Exercise details>
Reproduce the listing below line for line, without changing a single character.

Records for processing>
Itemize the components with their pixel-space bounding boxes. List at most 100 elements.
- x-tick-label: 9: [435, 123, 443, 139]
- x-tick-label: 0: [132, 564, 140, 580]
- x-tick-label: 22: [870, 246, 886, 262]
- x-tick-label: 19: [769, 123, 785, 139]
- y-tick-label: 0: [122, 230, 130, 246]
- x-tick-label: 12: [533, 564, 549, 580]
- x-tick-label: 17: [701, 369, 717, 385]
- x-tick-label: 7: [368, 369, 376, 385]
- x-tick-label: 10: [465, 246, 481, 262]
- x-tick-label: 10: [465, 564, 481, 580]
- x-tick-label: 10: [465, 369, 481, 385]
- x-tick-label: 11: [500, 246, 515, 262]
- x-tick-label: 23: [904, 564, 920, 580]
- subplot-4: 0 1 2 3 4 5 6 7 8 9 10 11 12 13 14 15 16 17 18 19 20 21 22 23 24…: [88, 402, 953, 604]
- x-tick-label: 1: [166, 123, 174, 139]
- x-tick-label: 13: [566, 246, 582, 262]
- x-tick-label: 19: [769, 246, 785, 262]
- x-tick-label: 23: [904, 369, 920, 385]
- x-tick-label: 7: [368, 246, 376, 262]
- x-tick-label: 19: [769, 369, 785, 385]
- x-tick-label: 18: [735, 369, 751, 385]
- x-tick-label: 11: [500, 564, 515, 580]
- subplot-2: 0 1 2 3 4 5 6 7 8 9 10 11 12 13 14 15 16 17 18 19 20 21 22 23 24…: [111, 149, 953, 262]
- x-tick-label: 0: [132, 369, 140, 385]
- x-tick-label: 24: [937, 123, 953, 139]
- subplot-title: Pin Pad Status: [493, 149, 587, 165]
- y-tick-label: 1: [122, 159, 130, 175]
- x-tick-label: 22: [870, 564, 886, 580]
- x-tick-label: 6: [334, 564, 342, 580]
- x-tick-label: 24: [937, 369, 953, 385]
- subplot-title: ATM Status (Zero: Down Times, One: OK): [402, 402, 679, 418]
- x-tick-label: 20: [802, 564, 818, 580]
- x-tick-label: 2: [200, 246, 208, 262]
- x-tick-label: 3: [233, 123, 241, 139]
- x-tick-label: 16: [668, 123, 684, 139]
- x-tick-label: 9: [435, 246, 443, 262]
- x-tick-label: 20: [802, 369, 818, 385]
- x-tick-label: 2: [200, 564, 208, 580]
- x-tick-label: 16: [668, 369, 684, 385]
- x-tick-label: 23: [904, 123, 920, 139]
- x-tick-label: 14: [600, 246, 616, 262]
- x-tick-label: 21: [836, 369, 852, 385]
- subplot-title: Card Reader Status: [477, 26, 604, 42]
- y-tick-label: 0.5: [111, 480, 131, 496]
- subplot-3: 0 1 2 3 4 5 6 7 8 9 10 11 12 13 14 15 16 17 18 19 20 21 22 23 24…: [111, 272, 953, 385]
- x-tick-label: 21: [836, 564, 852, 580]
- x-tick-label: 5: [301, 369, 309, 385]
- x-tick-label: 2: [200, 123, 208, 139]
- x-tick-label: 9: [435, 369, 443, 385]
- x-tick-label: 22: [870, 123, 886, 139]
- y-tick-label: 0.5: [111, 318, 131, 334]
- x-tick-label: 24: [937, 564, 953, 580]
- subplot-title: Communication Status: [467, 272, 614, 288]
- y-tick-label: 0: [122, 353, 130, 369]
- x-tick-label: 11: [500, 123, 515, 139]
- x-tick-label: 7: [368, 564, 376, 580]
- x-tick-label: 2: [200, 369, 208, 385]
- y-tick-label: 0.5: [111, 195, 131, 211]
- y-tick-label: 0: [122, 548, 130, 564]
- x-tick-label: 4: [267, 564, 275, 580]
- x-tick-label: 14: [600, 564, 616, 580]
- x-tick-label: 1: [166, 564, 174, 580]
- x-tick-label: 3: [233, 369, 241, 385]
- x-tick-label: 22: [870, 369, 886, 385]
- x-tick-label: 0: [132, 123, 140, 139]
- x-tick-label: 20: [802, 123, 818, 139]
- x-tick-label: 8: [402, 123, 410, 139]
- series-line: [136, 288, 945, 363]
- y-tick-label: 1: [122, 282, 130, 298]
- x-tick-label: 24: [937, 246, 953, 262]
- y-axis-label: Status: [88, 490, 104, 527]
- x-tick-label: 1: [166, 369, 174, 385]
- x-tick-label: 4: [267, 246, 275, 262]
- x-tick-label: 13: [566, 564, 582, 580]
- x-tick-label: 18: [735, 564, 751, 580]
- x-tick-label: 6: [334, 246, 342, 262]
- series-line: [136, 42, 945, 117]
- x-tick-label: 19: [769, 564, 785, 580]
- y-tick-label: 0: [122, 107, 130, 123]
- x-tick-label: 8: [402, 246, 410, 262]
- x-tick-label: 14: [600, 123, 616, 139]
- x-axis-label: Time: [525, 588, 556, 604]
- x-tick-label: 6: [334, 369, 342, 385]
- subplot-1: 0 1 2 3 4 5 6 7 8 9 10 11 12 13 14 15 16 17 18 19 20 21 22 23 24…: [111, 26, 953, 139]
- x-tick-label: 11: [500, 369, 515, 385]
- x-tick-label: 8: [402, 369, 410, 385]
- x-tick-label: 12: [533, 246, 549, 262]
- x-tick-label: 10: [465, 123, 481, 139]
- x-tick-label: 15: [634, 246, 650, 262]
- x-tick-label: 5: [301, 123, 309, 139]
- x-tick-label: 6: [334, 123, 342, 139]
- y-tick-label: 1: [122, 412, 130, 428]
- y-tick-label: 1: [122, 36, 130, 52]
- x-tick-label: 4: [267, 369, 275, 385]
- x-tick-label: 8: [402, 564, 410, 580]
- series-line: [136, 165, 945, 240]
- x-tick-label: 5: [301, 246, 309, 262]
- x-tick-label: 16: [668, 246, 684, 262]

Full output>
Itemize the components with their pixel-space bounding boxes. List at most 100 elements.
- x-tick-label: 9: [435, 123, 443, 139]
- x-tick-label: 0: [132, 564, 140, 580]
- x-tick-label: 22: [870, 246, 886, 262]
- x-tick-label: 19: [769, 123, 785, 139]
- y-tick-label: 0: [122, 230, 130, 246]
- x-tick-label: 12: [533, 564, 549, 580]
- x-tick-label: 17: [701, 369, 717, 385]
- x-tick-label: 7: [368, 369, 376, 385]
- x-tick-label: 10: [465, 246, 481, 262]
- x-tick-label: 10: [465, 564, 481, 580]
- x-tick-label: 10: [465, 369, 481, 385]
- x-tick-label: 11: [500, 246, 515, 262]
- x-tick-label: 23: [904, 564, 920, 580]
- subplot-4: 0 1 2 3 4 5 6 7 8 9 10 11 12 13 14 15 16 17 18 19 20 21 22 23 24…: [88, 402, 953, 604]
- x-tick-label: 1: [166, 123, 174, 139]
- x-tick-label: 13: [566, 246, 582, 262]
- x-tick-label: 19: [769, 246, 785, 262]
- x-tick-label: 23: [904, 369, 920, 385]
- x-tick-label: 7: [368, 246, 376, 262]
- x-tick-label: 19: [769, 369, 785, 385]
- x-tick-label: 18: [735, 369, 751, 385]
- x-tick-label: 11: [500, 564, 515, 580]
- subplot-2: 0 1 2 3 4 5 6 7 8 9 10 11 12 13 14 15 16 17 18 19 20 21 22 23 24…: [111, 149, 953, 262]
- x-tick-label: 0: [132, 369, 140, 385]
- x-tick-label: 24: [937, 123, 953, 139]
- subplot-title: Pin Pad Status: [493, 149, 587, 165]
- y-tick-label: 1: [122, 159, 130, 175]
- x-tick-label: 22: [870, 564, 886, 580]
- x-tick-label: 6: [334, 564, 342, 580]
- x-tick-label: 24: [937, 369, 953, 385]
- subplot-title: ATM Status (Zero: Down Times, One: OK): [402, 402, 679, 418]
- x-tick-label: 20: [802, 564, 818, 580]
- x-tick-label: 2: [200, 246, 208, 262]
- x-tick-label: 3: [233, 123, 241, 139]
- x-tick-label: 16: [668, 123, 684, 139]
- x-tick-label: 9: [435, 246, 443, 262]
- x-tick-label: 20: [802, 369, 818, 385]
- x-tick-label: 2: [200, 564, 208, 580]
- x-tick-label: 16: [668, 369, 684, 385]
- x-tick-label: 23: [904, 123, 920, 139]
- x-tick-label: 14: [600, 246, 616, 262]
- x-tick-label: 21: [836, 369, 852, 385]
- subplot-title: Card Reader Status: [477, 26, 604, 42]
- y-tick-label: 0.5: [111, 480, 131, 496]
- subplot-3: 0 1 2 3 4 5 6 7 8 9 10 11 12 13 14 15 16 17 18 19 20 21 22 23 24…: [111, 272, 953, 385]
- x-tick-label: 21: [836, 564, 852, 580]
- x-tick-label: 5: [301, 369, 309, 385]
- x-tick-label: 2: [200, 123, 208, 139]
- x-tick-label: 9: [435, 369, 443, 385]
- x-tick-label: 22: [870, 123, 886, 139]
- y-tick-label: 0.5: [111, 318, 131, 334]
- x-tick-label: 24: [937, 564, 953, 580]
- subplot-title: Communication Status: [467, 272, 614, 288]
- y-tick-label: 0: [122, 353, 130, 369]
- x-tick-label: 11: [500, 123, 515, 139]
- x-tick-label: 7: [368, 564, 376, 580]
- x-tick-label: 2: [200, 369, 208, 385]
- y-tick-label: 0.5: [111, 195, 131, 211]
- y-tick-label: 0: [122, 548, 130, 564]
- x-tick-label: 4: [267, 564, 275, 580]
- x-tick-label: 14: [600, 564, 616, 580]
- x-tick-label: 1: [166, 564, 174, 580]
- x-tick-label: 3: [233, 369, 241, 385]
- x-tick-label: 22: [870, 369, 886, 385]
- x-tick-label: 0: [132, 123, 140, 139]
- x-tick-label: 20: [802, 123, 818, 139]
- x-tick-label: 8: [402, 123, 410, 139]
- series-line: [136, 288, 945, 363]
- y-tick-label: 1: [122, 282, 130, 298]
- x-tick-label: 24: [937, 246, 953, 262]
- y-axis-label: Status: [88, 490, 104, 527]
- x-tick-label: 1: [166, 369, 174, 385]
- x-tick-label: 4: [267, 246, 275, 262]
- x-tick-label: 13: [566, 564, 582, 580]
- x-tick-label: 18: [735, 564, 751, 580]
- x-tick-label: 6: [334, 246, 342, 262]
- series-line: [136, 42, 945, 117]
- x-tick-label: 19: [769, 564, 785, 580]
- y-tick-label: 0: [122, 107, 130, 123]
- x-tick-label: 8: [402, 246, 410, 262]
- x-tick-label: 14: [600, 123, 616, 139]
- x-axis-label: Time: [525, 588, 556, 604]
- x-tick-label: 6: [334, 369, 342, 385]
- subplot-1: 0 1 2 3 4 5 6 7 8 9 10 11 12 13 14 15 16 17 18 19 20 21 22 23 24…: [111, 26, 953, 139]
- x-tick-label: 11: [500, 369, 515, 385]
- x-tick-label: 8: [402, 369, 410, 385]
- x-tick-label: 12: [533, 246, 549, 262]
- x-tick-label: 10: [465, 123, 481, 139]
- x-tick-label: 15: [634, 246, 650, 262]
- x-tick-label: 5: [301, 123, 309, 139]
- x-tick-label: 6: [334, 123, 342, 139]
- y-tick-label: 1: [122, 412, 130, 428]
- y-tick-label: 1: [122, 36, 130, 52]
- x-tick-label: 4: [267, 369, 275, 385]
- x-tick-label: 8: [402, 564, 410, 580]
- series-line: [136, 165, 945, 240]
- x-tick-label: 5: [301, 246, 309, 262]
- x-tick-label: 16: [668, 246, 684, 262]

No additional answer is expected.